[BEGIN Exercise inputs]
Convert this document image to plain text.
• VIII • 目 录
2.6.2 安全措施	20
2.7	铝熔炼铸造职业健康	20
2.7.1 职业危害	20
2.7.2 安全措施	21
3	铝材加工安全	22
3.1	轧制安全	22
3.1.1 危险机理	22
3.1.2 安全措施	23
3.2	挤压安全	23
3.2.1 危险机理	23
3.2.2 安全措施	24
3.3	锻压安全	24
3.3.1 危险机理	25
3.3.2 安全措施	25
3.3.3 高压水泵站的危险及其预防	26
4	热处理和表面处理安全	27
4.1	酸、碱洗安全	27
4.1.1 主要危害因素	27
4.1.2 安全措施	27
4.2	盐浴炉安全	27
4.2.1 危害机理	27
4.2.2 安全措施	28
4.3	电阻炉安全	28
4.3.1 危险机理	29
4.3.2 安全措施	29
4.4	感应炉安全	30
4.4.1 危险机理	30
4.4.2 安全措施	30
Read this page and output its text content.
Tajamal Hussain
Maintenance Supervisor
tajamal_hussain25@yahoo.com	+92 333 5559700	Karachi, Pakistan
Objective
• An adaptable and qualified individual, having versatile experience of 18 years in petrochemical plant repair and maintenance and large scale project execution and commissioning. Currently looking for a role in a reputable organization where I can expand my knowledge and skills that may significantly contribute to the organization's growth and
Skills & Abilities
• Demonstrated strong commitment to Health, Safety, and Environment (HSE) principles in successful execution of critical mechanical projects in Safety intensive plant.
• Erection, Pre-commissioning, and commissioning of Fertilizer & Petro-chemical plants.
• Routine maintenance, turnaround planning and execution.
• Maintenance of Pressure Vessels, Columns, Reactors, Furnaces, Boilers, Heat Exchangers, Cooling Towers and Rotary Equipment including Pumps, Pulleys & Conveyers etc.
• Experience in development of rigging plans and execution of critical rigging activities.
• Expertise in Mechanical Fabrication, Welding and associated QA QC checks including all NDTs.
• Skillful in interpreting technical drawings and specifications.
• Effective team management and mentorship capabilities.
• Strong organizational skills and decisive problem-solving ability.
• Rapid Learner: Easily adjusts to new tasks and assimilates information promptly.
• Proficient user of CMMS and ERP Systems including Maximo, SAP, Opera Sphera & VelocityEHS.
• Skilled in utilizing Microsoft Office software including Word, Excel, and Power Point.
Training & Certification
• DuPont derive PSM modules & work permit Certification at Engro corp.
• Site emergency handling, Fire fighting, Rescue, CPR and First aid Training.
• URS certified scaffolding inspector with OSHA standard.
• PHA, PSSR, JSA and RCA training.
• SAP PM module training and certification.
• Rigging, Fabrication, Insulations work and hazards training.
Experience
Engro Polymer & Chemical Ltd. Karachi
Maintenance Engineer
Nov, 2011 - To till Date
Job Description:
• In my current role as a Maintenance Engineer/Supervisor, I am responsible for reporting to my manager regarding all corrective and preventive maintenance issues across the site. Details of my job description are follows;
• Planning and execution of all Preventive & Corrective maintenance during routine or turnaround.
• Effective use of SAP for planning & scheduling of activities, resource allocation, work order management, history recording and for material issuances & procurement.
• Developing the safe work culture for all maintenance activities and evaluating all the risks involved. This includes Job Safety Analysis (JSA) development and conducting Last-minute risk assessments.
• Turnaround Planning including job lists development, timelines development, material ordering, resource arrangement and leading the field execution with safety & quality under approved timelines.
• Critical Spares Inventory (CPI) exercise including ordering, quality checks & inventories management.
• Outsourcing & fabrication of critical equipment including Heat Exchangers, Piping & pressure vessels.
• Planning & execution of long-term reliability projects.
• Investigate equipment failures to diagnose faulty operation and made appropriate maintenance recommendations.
[END Exercise inputs]
[BEGIN Exercise inputs]
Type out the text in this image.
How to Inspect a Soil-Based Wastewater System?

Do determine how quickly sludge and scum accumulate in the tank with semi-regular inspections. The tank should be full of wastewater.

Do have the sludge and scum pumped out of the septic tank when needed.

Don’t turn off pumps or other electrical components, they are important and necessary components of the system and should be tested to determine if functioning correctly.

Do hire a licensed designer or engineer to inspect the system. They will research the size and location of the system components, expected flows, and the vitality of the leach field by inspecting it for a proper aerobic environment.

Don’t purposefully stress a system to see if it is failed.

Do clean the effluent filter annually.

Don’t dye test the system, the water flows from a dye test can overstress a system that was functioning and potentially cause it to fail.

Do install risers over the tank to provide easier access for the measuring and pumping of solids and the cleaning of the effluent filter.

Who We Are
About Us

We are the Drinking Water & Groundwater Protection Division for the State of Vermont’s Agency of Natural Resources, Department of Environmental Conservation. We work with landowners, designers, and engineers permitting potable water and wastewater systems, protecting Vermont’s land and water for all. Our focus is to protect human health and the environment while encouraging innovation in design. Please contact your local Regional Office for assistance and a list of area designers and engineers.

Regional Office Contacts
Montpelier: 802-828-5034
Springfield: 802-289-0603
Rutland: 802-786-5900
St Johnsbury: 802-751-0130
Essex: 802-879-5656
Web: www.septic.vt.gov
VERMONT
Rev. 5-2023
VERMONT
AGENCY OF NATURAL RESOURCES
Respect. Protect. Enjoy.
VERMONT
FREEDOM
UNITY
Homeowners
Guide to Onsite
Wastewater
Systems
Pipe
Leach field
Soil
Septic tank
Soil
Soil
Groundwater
[END Exercise inputs]
=== Task objective ===
Only lines with the word "ordering" should be collected from the material.

=== Task answer ===
• Turnaround Planning including job lists development, timelines development, material ordering, resource arrangement and leading the field execution with safety & quality under approved timelines.
• Critical Spares Inventory (CPI) exercise including ordering, quality checks & inventories management.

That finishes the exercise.